* [WORK TO DO]: Output every line exactly as written. Leave out pictures.

* [THE DATA]:
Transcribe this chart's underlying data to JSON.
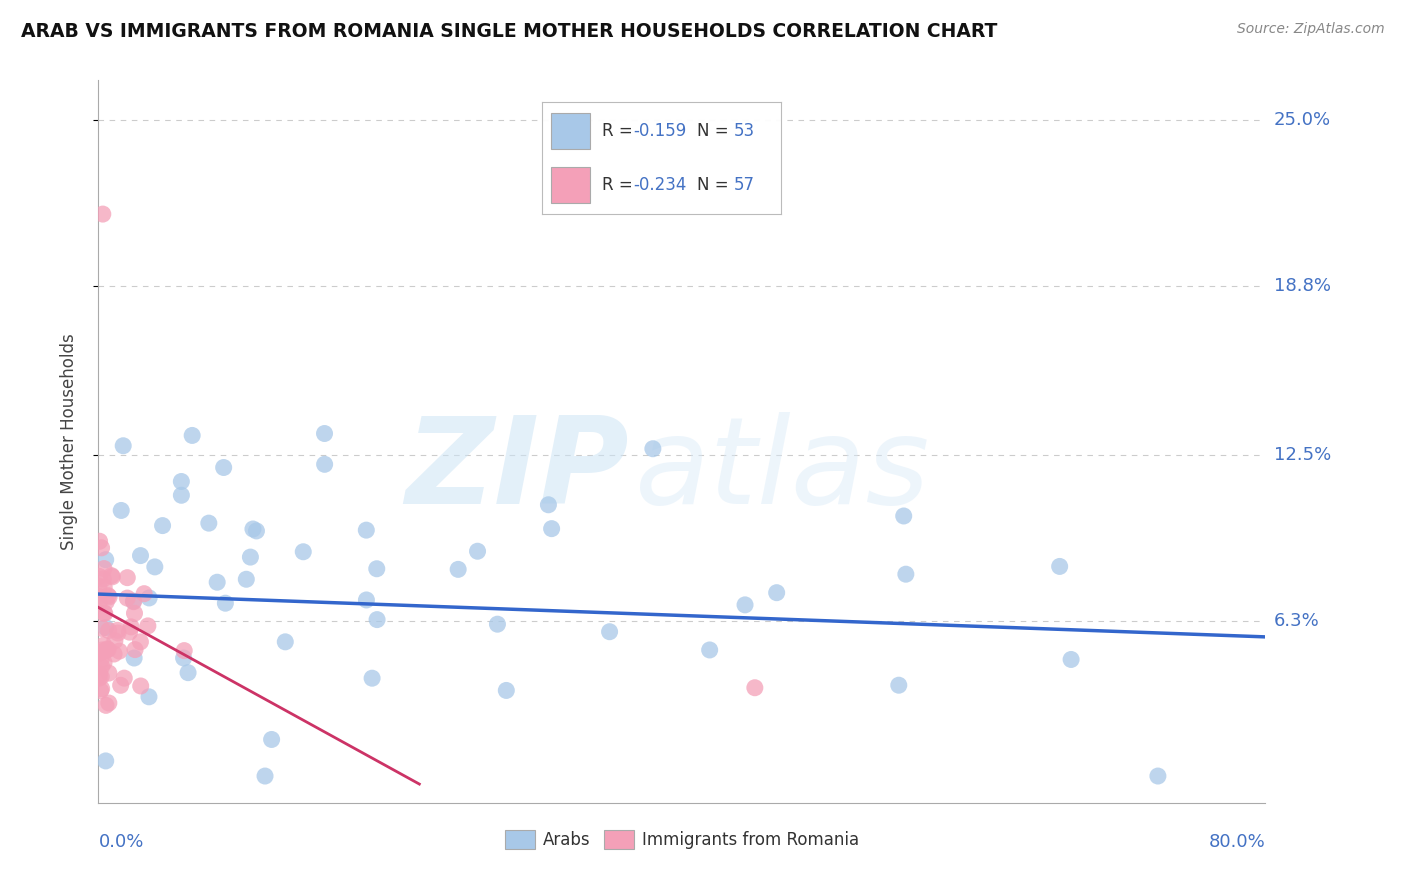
{
  "title": "ARAB VS IMMIGRANTS FROM ROMANIA SINGLE MOTHER HOUSEHOLDS CORRELATION CHART",
  "source": "Source: ZipAtlas.com",
  "ylabel": "Single Mother Households",
  "x_min": 0.0,
  "x_max": 0.8,
  "y_min": -0.005,
  "y_max": 0.265,
  "watermark_zip": "ZIP",
  "watermark_atlas": "atlas",
  "y_tick_vals": [
    0.063,
    0.125,
    0.188,
    0.25
  ],
  "y_tick_labels": [
    "6.3%",
    "12.5%",
    "18.8%",
    "25.0%"
  ],
  "color_arab": "#a8c8e8",
  "color_romania": "#f4a0b8",
  "color_arab_line": "#3366cc",
  "color_romania_line": "#cc3366",
  "color_text_blue": "#4472c4",
  "color_grid": "#cccccc",
  "arab_line_intercept": 0.073,
  "arab_line_slope": -0.02,
  "romania_line_intercept": 0.068,
  "romania_line_slope": -0.3,
  "romania_line_xmax": 0.22,
  "legend_r1_val": "-0.159",
  "legend_n1_val": "53",
  "legend_r2_val": "-0.234",
  "legend_n2_val": "57"
}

* [EXERCISE ANSWER]:
Transcribe this chart's underlying data to JSON.
{
  "title": "ARAB VS IMMIGRANTS FROM ROMANIA SINGLE MOTHER HOUSEHOLDS CORRELATION CHART",
  "source": "Source: ZipAtlas.com",
  "ylabel": "Single Mother Households",
  "x_min": 0.0,
  "x_max": 0.8,
  "y_min": -0.005,
  "y_max": 0.265,
  "watermark_zip": "ZIP",
  "watermark_atlas": "atlas",
  "y_tick_vals": [
    0.063,
    0.125,
    0.188,
    0.25
  ],
  "y_tick_labels": [
    "6.3%",
    "12.5%",
    "18.8%",
    "25.0%"
  ],
  "color_arab": "#a8c8e8",
  "color_romania": "#f4a0b8",
  "color_arab_line": "#3366cc",
  "color_romania_line": "#cc3366",
  "color_text_blue": "#4472c4",
  "color_grid": "#cccccc",
  "arab_line_intercept": 0.073,
  "arab_line_slope": -0.02,
  "romania_line_intercept": 0.068,
  "romania_line_slope": -0.3,
  "romania_line_xmax": 0.22,
  "legend_r1_val": "-0.159",
  "legend_n1_val": "53",
  "legend_r2_val": "-0.234",
  "legend_n2_val": "57"
}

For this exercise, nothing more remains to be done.